Find every line in the records below that contains the word "villages", and copy each such line.

# START OF Records for the task

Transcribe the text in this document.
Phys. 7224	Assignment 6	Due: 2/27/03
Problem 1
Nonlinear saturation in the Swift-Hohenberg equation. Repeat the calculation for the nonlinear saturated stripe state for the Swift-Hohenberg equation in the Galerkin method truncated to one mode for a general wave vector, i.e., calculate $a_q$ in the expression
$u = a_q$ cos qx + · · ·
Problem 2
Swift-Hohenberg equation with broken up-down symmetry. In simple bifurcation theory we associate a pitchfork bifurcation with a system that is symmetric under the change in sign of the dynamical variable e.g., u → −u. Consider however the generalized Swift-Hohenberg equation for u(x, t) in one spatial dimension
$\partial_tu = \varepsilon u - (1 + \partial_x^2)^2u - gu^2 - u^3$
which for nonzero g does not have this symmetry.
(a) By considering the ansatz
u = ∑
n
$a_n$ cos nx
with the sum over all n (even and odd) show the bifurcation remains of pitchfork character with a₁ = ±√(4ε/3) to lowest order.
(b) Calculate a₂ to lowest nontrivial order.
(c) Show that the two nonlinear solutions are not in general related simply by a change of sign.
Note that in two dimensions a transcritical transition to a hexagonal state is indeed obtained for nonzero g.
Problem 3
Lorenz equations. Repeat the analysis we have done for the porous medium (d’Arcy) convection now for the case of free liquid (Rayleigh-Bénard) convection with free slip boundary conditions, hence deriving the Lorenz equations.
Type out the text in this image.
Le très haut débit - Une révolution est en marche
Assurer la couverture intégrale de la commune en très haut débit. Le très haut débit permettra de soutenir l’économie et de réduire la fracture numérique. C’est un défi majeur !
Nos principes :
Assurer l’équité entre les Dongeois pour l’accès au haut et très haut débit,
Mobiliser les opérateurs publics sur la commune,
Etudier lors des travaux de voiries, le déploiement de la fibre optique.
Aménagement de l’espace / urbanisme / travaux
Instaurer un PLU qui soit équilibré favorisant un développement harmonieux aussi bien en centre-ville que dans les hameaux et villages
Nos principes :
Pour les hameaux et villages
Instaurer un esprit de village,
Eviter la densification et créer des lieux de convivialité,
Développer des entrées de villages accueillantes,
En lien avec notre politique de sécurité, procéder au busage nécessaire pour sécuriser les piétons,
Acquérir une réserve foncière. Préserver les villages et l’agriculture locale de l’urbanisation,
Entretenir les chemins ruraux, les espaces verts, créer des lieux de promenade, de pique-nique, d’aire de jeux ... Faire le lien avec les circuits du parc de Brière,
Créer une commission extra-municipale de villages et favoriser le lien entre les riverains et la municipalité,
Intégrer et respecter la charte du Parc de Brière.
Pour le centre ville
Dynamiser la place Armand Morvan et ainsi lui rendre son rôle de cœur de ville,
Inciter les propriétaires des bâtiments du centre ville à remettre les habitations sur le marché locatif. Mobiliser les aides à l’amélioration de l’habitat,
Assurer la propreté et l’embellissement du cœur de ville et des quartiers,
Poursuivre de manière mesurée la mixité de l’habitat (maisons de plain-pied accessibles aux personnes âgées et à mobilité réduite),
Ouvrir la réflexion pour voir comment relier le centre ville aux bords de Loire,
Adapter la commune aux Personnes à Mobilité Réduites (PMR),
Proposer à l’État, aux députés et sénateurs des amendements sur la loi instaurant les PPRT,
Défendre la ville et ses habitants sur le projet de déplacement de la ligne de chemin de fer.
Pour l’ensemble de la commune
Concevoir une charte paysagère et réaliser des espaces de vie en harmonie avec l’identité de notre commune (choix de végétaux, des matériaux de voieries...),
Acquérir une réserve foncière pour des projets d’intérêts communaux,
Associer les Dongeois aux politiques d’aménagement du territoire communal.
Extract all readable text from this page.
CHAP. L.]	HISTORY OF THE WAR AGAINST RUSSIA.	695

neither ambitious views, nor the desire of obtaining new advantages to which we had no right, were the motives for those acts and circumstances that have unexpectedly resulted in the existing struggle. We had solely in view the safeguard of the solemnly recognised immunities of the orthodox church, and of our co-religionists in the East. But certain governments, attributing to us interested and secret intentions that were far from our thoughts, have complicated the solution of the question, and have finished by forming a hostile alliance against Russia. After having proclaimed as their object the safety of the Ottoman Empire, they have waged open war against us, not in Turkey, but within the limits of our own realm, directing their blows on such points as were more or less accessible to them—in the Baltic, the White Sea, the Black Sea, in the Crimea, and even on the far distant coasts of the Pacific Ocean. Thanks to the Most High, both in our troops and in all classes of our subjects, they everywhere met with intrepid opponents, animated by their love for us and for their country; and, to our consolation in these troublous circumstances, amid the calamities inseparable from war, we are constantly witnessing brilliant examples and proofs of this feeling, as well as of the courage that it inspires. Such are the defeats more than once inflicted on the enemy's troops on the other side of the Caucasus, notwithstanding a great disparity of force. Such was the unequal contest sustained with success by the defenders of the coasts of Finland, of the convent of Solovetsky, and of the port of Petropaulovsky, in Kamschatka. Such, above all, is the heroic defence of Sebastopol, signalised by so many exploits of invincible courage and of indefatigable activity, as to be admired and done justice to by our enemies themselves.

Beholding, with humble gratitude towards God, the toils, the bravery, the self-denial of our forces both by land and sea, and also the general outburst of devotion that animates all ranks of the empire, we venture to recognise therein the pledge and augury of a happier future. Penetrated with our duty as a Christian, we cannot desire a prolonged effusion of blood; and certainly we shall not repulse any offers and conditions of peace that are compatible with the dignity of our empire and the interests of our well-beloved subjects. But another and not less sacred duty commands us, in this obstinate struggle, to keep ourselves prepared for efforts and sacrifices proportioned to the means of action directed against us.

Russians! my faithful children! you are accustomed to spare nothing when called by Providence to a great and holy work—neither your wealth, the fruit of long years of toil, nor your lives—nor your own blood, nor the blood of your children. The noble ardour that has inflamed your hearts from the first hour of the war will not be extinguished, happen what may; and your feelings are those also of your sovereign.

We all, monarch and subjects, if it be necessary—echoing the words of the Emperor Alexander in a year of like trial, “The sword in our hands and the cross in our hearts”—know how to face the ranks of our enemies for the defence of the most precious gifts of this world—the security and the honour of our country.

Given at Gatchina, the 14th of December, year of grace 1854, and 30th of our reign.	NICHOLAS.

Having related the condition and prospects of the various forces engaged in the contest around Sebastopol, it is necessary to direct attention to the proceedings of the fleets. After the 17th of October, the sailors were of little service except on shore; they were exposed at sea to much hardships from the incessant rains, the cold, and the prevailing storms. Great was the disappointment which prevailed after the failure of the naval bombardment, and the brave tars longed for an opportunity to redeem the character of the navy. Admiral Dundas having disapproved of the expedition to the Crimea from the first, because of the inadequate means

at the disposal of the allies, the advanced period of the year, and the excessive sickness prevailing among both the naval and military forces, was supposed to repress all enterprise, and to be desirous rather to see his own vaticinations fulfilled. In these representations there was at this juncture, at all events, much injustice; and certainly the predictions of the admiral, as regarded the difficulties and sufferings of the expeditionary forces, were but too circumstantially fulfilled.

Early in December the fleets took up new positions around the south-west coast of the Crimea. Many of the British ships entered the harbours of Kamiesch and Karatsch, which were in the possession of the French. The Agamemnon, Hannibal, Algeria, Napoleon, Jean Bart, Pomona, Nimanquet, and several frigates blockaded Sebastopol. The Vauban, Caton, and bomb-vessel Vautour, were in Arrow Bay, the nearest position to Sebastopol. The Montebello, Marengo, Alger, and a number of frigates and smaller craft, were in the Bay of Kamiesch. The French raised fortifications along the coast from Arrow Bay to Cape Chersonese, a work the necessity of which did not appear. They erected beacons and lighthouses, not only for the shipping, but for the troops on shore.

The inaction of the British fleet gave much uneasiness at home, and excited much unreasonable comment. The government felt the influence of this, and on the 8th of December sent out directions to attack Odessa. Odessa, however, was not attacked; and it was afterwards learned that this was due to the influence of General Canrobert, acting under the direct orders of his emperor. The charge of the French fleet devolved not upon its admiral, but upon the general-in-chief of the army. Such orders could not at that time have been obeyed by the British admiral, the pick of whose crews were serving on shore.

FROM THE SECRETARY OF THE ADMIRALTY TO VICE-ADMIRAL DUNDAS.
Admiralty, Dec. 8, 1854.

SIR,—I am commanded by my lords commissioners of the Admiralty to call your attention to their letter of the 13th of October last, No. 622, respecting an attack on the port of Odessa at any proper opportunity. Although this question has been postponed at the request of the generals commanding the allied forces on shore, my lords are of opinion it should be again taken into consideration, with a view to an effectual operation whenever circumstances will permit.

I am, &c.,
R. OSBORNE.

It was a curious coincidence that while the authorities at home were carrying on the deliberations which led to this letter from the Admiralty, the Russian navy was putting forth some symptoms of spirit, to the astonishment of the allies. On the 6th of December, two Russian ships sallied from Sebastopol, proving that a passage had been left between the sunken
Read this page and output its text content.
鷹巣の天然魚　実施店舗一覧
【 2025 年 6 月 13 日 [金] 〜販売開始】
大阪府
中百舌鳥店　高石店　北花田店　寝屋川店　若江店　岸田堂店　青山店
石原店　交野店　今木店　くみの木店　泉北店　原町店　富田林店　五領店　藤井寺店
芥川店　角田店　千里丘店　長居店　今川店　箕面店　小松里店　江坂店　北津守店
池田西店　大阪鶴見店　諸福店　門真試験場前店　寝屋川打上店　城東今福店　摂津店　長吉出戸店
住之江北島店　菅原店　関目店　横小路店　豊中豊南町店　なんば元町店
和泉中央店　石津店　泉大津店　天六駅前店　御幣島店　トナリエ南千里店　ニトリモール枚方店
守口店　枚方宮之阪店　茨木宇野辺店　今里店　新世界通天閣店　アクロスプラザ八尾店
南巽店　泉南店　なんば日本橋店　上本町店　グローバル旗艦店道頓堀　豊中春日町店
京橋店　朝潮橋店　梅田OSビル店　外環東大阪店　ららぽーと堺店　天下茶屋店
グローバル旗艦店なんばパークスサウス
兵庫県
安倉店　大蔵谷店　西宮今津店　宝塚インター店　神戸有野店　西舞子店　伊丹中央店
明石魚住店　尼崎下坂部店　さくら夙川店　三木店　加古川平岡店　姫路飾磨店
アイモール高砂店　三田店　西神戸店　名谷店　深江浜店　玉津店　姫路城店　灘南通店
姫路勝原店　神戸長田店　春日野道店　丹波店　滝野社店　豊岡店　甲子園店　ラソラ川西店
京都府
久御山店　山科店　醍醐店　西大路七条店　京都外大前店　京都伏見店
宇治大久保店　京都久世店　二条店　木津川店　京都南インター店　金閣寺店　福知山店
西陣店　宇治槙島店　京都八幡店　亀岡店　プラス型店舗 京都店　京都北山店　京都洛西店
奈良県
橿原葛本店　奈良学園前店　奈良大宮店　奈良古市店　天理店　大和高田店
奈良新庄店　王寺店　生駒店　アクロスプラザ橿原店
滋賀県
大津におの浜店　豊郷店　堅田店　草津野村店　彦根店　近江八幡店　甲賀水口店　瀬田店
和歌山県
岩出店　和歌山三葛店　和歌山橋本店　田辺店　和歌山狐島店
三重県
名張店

# END OF Records for the task

◆ Solution
Instaurer un PLU qui soit équilibré favorisant un développement harmonieux aussi bien en centre-ville que dans les hameaux et villages
Pour les hameaux et villages
Développer des entrées de villages accueillantes,
Acquérir une réserve foncière. Préserver les villages et l’agriculture locale de l’urbanisation,
Créer une commission extra-municipale de villages et favoriser le lien entre les riverains et la municipalité,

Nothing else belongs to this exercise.